_STORED DATA_.
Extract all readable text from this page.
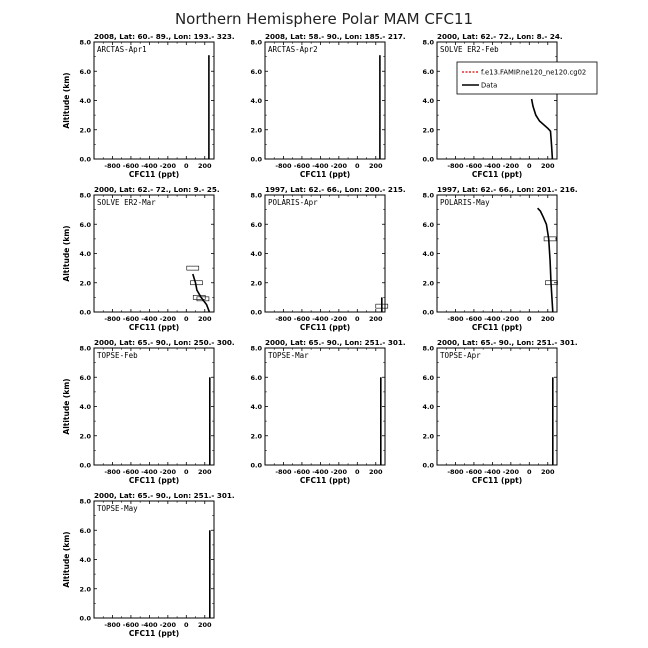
Northern Hemisphere Polar MAM CFC11
2008, Lat: 60.- 89., Lon: 193.- 323.
ARCTAS-Apr1
0.0
2.0
4.0
6.0
8.0
-800 -600 -400 -200 0 200
CFC11 (ppt)
Altitude (km)
2008, Lat: 58.- 90., Lon: 185.- 217.
ARCTAS-Apr2
0.0
2.0
4.0
6.0
8.0
-800 -600 -400 -200 0 200
CFC11 (ppt)
2000, Lat: 62.- 72., Lon: 8.- 24.
SOLVE ER2-Feb
0.0
2.0
4.0
6.0
8.0
-800 -600 -400 -200 0 200
CFC11 (ppt)
f.e13.FAMIP.ne120_ne120.cg02
Data
2000, Lat: 62.- 72., Lon: 9.- 25.
SOLVE ER2-Mar
0.0
2.0
4.0
6.0
8.0
-800 -600 -400 -200 0 200
CFC11 (ppt)
Altitude (km)
1997, Lat: 62.- 66., Lon: 200.- 215.
POLARIS-Apr
0.0
2.0
4.0
6.0
8.0
-800 -600 -400 -200 0 200
CFC11 (ppt)
1997, Lat: 62.- 66., Lon: 201.- 216.
POLARIS-May
0.0
2.0
4.0
6.0
8.0
-800 -600 -400 -200 0 200
CFC11 (ppt)
2000, Lat: 65.- 90., Lon: 250.- 300.
TOPSE-Feb
0.0
2.0
4.0
6.0
8.0
-800 -600 -400 -200 0 200
CFC11 (ppt)
Altitude (km)
2000, Lat: 65.- 90., Lon: 251.- 301.
TOPSE-Mar
0.0
2.0
4.0
6.0
8.0
-800 -600 -400 -200 0 200
CFC11 (ppt)
2000, Lat: 65.- 90., Lon: 251.- 301.
TOPSE-Apr
0.0
2.0
4.0
6.0
8.0
-800 -600 -400 -200 0 200
CFC11 (ppt)
2000, Lat: 65.- 90., Lon: 251.- 301.
TOPSE-May
0.0
2.0
4.0
6.0
8.0
-800 -600 -400 -200 0 200
CFC11 (ppt)
Altitude (km)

_EXERCISE AIM_.
Write every entry out again exactly, dropping the pictures.

_FINAL ANSWER_.
Extract all readable text from this page.
Northern Hemisphere Polar MAM CFC11
2008, Lat: 60.- 89., Lon: 193.- 323.
ARCTAS-Apr1
0.0
2.0
4.0
6.0
8.0
-800 -600 -400 -200 0 200
CFC11 (ppt)
Altitude (km)
2008, Lat: 58.- 90., Lon: 185.- 217.
ARCTAS-Apr2
0.0
2.0
4.0
6.0
8.0
-800 -600 -400 -200 0 200
CFC11 (ppt)
2000, Lat: 62.- 72., Lon: 8.- 24.
SOLVE ER2-Feb
0.0
2.0
4.0
6.0
8.0
-800 -600 -400 -200 0 200
CFC11 (ppt)
f.e13.FAMIP.ne120_ne120.cg02
Data
2000, Lat: 62.- 72., Lon: 9.- 25.
SOLVE ER2-Mar
0.0
2.0
4.0
6.0
8.0
-800 -600 -400 -200 0 200
CFC11 (ppt)
Altitude (km)
1997, Lat: 62.- 66., Lon: 200.- 215.
POLARIS-Apr
0.0
2.0
4.0
6.0
8.0
-800 -600 -400 -200 0 200
CFC11 (ppt)
1997, Lat: 62.- 66., Lon: 201.- 216.
POLARIS-May
0.0
2.0
4.0
6.0
8.0
-800 -600 -400 -200 0 200
CFC11 (ppt)
2000, Lat: 65.- 90., Lon: 250.- 300.
TOPSE-Feb
0.0
2.0
4.0
6.0
8.0
-800 -600 -400 -200 0 200
CFC11 (ppt)
Altitude (km)
2000, Lat: 65.- 90., Lon: 251.- 301.
TOPSE-Mar
0.0
2.0
4.0
6.0
8.0
-800 -600 -400 -200 0 200
CFC11 (ppt)
2000, Lat: 65.- 90., Lon: 251.- 301.
TOPSE-Apr
0.0
2.0
4.0
6.0
8.0
-800 -600 -400 -200 0 200
CFC11 (ppt)
2000, Lat: 65.- 90., Lon: 251.- 301.
TOPSE-May
0.0
2.0
4.0
6.0
8.0
-800 -600 -400 -200 0 200
CFC11 (ppt)
Altitude (km)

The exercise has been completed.